**THE PROBLEM:** Find every line of the listing below where "dernier" appears, and copy it.

**Records that describe figures:**

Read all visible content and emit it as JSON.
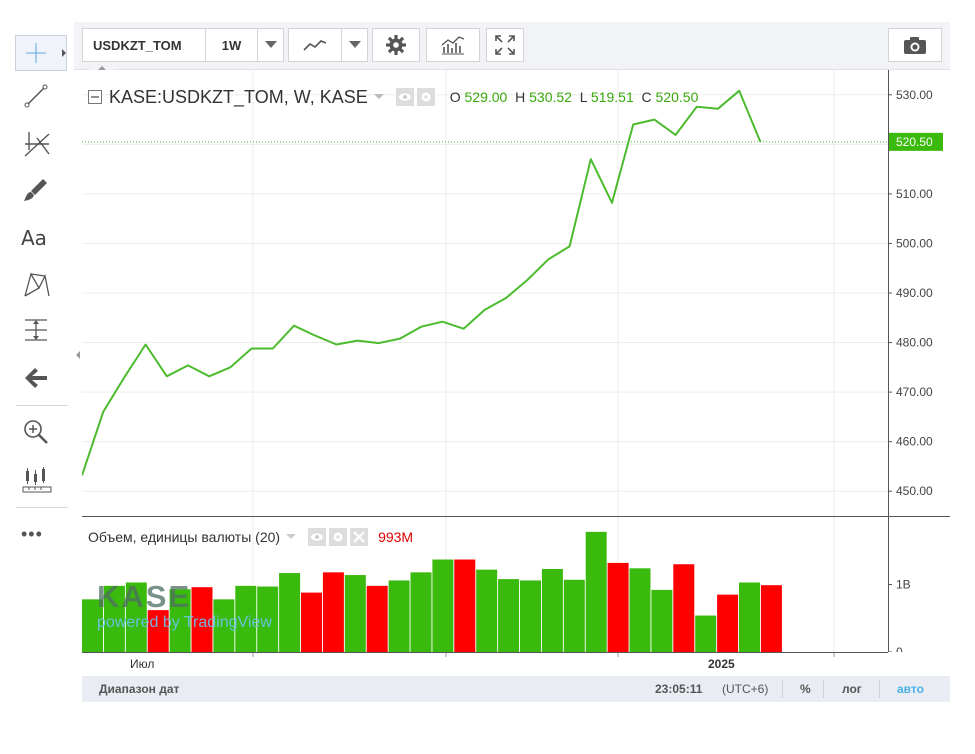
{
  "toolbar": {
    "symbol": "USDKZT_TOM",
    "interval": "1W"
  },
  "legend": {
    "title": "KASE:USDKZT_TOM, W, KASE",
    "o_label": "O",
    "o_value": "529.00",
    "h_label": "H",
    "h_value": "530.52",
    "l_label": "L",
    "l_value": "519.51",
    "c_label": "C",
    "c_value": "520.50"
  },
  "volume_legend": {
    "title": "Объем, единицы валюты (20)",
    "value": "993M"
  },
  "left_toolbar": {
    "text_tool_label": "Aa",
    "more_label": "•••"
  },
  "watermark": {
    "logo_text": "KASE",
    "powered": "powered by TradingView"
  },
  "price_axis": {
    "ticks": [
      "530.00",
      "520.00",
      "510.00",
      "500.00",
      "490.00",
      "480.00",
      "470.00",
      "460.00",
      "450.00"
    ],
    "last_price": "520.50"
  },
  "volume_axis": {
    "ticks": [
      "1B",
      "0"
    ]
  },
  "time_axis": {
    "labels": [
      "Июл",
      "2025"
    ]
  },
  "status_bar": {
    "date_range": "Диапазон дат",
    "time": "23:05:11",
    "timezone": "(UTC+6)",
    "percent": "%",
    "log": "лог",
    "auto": "авто"
  },
  "colors": {
    "line": "#4cbb2e",
    "volume_up": "#3aba0d",
    "volume_down": "#ff0000",
    "price_tag_bg": "#3aba0d",
    "auto_text": "#4ab0e6",
    "volume_value": "#e00000"
  },
  "chart_data": {
    "type": "line",
    "title": "KASE:USDKZT_TOM, W, KASE",
    "ylim": [
      445.0,
      535.0
    ],
    "x": [
      0,
      1,
      2,
      3,
      4,
      5,
      6,
      7,
      8,
      9,
      10,
      11,
      12,
      13,
      14,
      15,
      16,
      17,
      18,
      19,
      20,
      21,
      22,
      23,
      24,
      25,
      26,
      27,
      28,
      29,
      30,
      31,
      32
    ],
    "values": [
      453.2,
      466.0,
      473.0,
      479.6,
      473.2,
      475.4,
      473.2,
      475.0,
      478.8,
      478.8,
      483.4,
      481.4,
      479.6,
      480.4,
      479.9,
      480.8,
      483.2,
      484.2,
      482.8,
      486.6,
      489.0,
      492.6,
      496.8,
      499.4,
      517.0,
      508.2,
      524.0,
      525.0,
      521.9,
      527.6,
      527.2,
      530.8,
      520.5
    ],
    "volume": [
      {
        "v": 0.78,
        "up": true
      },
      {
        "v": 0.98,
        "up": true
      },
      {
        "v": 1.03,
        "up": true
      },
      {
        "v": 0.62,
        "up": false
      },
      {
        "v": 0.93,
        "up": true
      },
      {
        "v": 0.96,
        "up": false
      },
      {
        "v": 0.78,
        "up": true
      },
      {
        "v": 0.98,
        "up": true
      },
      {
        "v": 0.97,
        "up": true
      },
      {
        "v": 1.17,
        "up": true
      },
      {
        "v": 0.88,
        "up": false
      },
      {
        "v": 1.18,
        "up": false
      },
      {
        "v": 1.14,
        "up": true
      },
      {
        "v": 0.98,
        "up": false
      },
      {
        "v": 1.06,
        "up": true
      },
      {
        "v": 1.18,
        "up": true
      },
      {
        "v": 1.37,
        "up": true
      },
      {
        "v": 1.37,
        "up": false
      },
      {
        "v": 1.22,
        "up": true
      },
      {
        "v": 1.08,
        "up": true
      },
      {
        "v": 1.06,
        "up": true
      },
      {
        "v": 1.23,
        "up": true
      },
      {
        "v": 1.07,
        "up": true
      },
      {
        "v": 1.78,
        "up": true
      },
      {
        "v": 1.32,
        "up": false
      },
      {
        "v": 1.24,
        "up": true
      },
      {
        "v": 0.92,
        "up": true
      },
      {
        "v": 1.3,
        "up": false
      },
      {
        "v": 0.54,
        "up": true
      },
      {
        "v": 0.85,
        "up": false
      },
      {
        "v": 1.03,
        "up": true
      },
      {
        "v": 0.99,
        "up": false
      }
    ],
    "volume_ylim": [
      0,
      2.0
    ],
    "volume_unit": "B"
  }
}
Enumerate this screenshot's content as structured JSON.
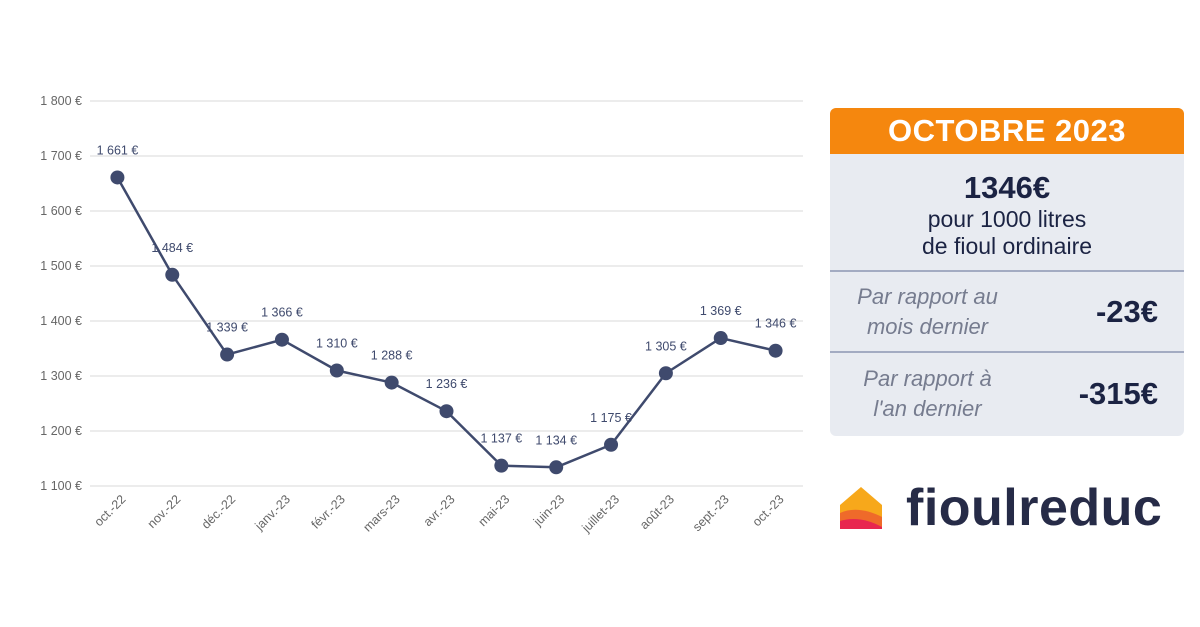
{
  "chart_data": {
    "type": "line",
    "categories": [
      "oct.-22",
      "nov.-22",
      "déc.-22",
      "janv.-23",
      "févr.-23",
      "mars-23",
      "avr.-23",
      "mai-23",
      "juin-23",
      "juillet-23",
      "août-23",
      "sept.-23",
      "oct.-23"
    ],
    "values": [
      1661,
      1484,
      1339,
      1366,
      1310,
      1288,
      1236,
      1137,
      1134,
      1175,
      1305,
      1369,
      1346
    ],
    "data_labels": [
      "1 661 €",
      "1 484 €",
      "1 339 €",
      "1 366 €",
      "1 310 €",
      "1 288 €",
      "1 236 €",
      "1 137 €",
      "1 134 €",
      "1 175 €",
      "1 305 €",
      "1 369 €",
      "1 346 €"
    ],
    "ylim": [
      1100,
      1800
    ],
    "yticks": [
      1100,
      1200,
      1300,
      1400,
      1500,
      1600,
      1700,
      1800
    ],
    "ytick_labels": [
      "1 100 €",
      "1 200 €",
      "1 300 €",
      "1 400 €",
      "1 500 €",
      "1 600 €",
      "1 700 €",
      "1 800 €"
    ],
    "grid": true,
    "line_color": "#3f4a6d"
  },
  "card": {
    "header": "OCTOBRE 2023",
    "price": "1346€",
    "description_line1": "pour 1000 litres",
    "description_line2": "de fioul ordinaire",
    "month_label_line1": "Par rapport au",
    "month_label_line2": "mois dernier",
    "month_value": "-23€",
    "year_label_line1": "Par rapport à",
    "year_label_line2": "l'an dernier",
    "year_value": "-315€",
    "header_color": "#f5870e",
    "background_color": "#e8ebf1"
  },
  "brand": {
    "name": "fioulreduc",
    "logo_icon": "house-flame-icon"
  }
}
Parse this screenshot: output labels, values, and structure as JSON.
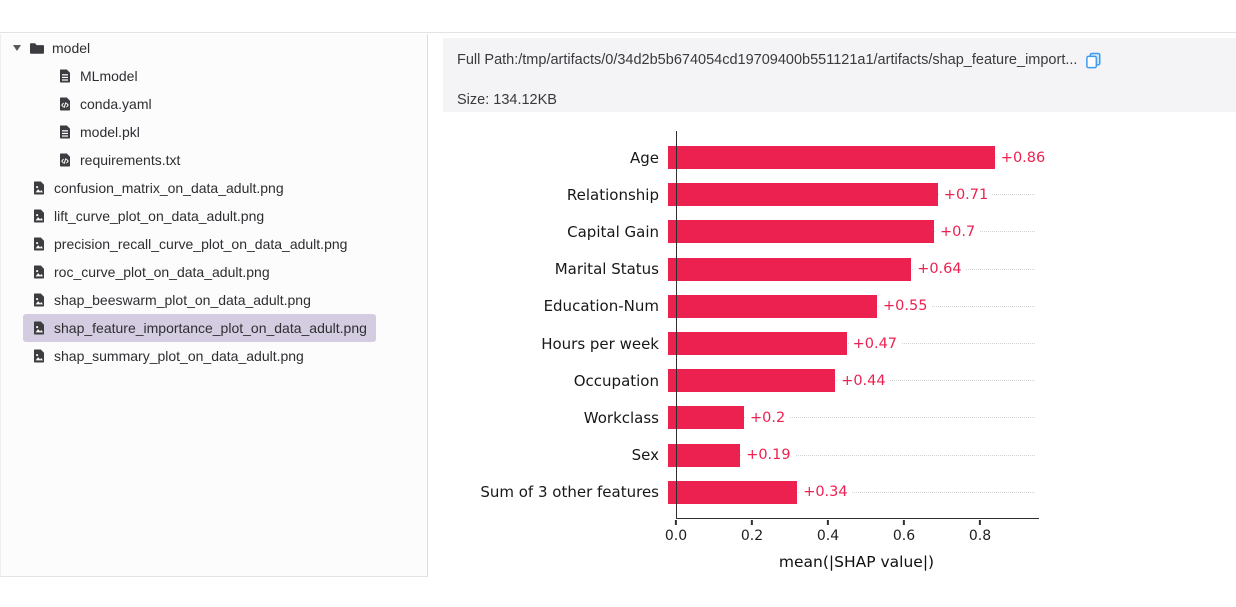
{
  "colors": {
    "bar": "#ed2150",
    "selection_bg": "#d4cde1",
    "copy_icon_blue": "#3f9bef"
  },
  "sidebar": {
    "items": [
      {
        "label": "model",
        "icon": "folder-icon",
        "level": 0,
        "folder": true,
        "expanded": true,
        "selected": false
      },
      {
        "label": "MLmodel",
        "icon": "file-text-icon",
        "level": 1,
        "selected": false
      },
      {
        "label": "conda.yaml",
        "icon": "file-code-icon",
        "level": 1,
        "selected": false
      },
      {
        "label": "model.pkl",
        "icon": "file-text-icon",
        "level": 1,
        "selected": false
      },
      {
        "label": "requirements.txt",
        "icon": "file-code-icon",
        "level": 1,
        "selected": false
      },
      {
        "label": "confusion_matrix_on_data_adult.png",
        "icon": "file-image-icon",
        "level": 0,
        "selected": false
      },
      {
        "label": "lift_curve_plot_on_data_adult.png",
        "icon": "file-image-icon",
        "level": 0,
        "selected": false
      },
      {
        "label": "precision_recall_curve_plot_on_data_adult.png",
        "icon": "file-image-icon",
        "level": 0,
        "selected": false
      },
      {
        "label": "roc_curve_plot_on_data_adult.png",
        "icon": "file-image-icon",
        "level": 0,
        "selected": false
      },
      {
        "label": "shap_beeswarm_plot_on_data_adult.png",
        "icon": "file-image-icon",
        "level": 0,
        "selected": false
      },
      {
        "label": "shap_feature_importance_plot_on_data_adult.png",
        "icon": "file-image-icon",
        "level": 0,
        "selected": true
      },
      {
        "label": "shap_summary_plot_on_data_adult.png",
        "icon": "file-image-icon",
        "level": 0,
        "selected": false
      }
    ]
  },
  "detail": {
    "full_path": "Full Path:/tmp/artifacts/0/34d2b5b674054cd19709400b551121a1/artifacts/shap_feature_import...",
    "size": "Size: 134.12KB"
  },
  "chart_data": {
    "type": "bar",
    "orientation": "horizontal",
    "title": "",
    "categories": [
      "Age",
      "Relationship",
      "Capital Gain",
      "Marital Status",
      "Education-Num",
      "Hours per week",
      "Occupation",
      "Workclass",
      "Sex",
      "Sum of 3 other features"
    ],
    "values": [
      0.86,
      0.71,
      0.7,
      0.64,
      0.55,
      0.47,
      0.44,
      0.2,
      0.19,
      0.34
    ],
    "bar_labels": [
      "+0.86",
      "+0.71",
      "+0.7",
      "+0.64",
      "+0.55",
      "+0.47",
      "+0.44",
      "+0.2",
      "+0.19",
      "+0.34"
    ],
    "xlabel": "mean(|SHAP value|)",
    "ylabel": "",
    "x_ticks": [
      {
        "value": 0.0,
        "label": "0.0"
      },
      {
        "value": 0.2,
        "label": "0.2"
      },
      {
        "value": 0.4,
        "label": "0.4"
      },
      {
        "value": 0.6,
        "label": "0.6"
      },
      {
        "value": 0.8,
        "label": "0.8"
      }
    ],
    "xlim": [
      0,
      0.95
    ],
    "grid": "dotted-horizontal",
    "legend": false,
    "bar_color": "#ed2150"
  }
}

**TASK ANSWER:**
    "month_label_line2": "mois dernier",
    "year_label_line2": "l'an dernier",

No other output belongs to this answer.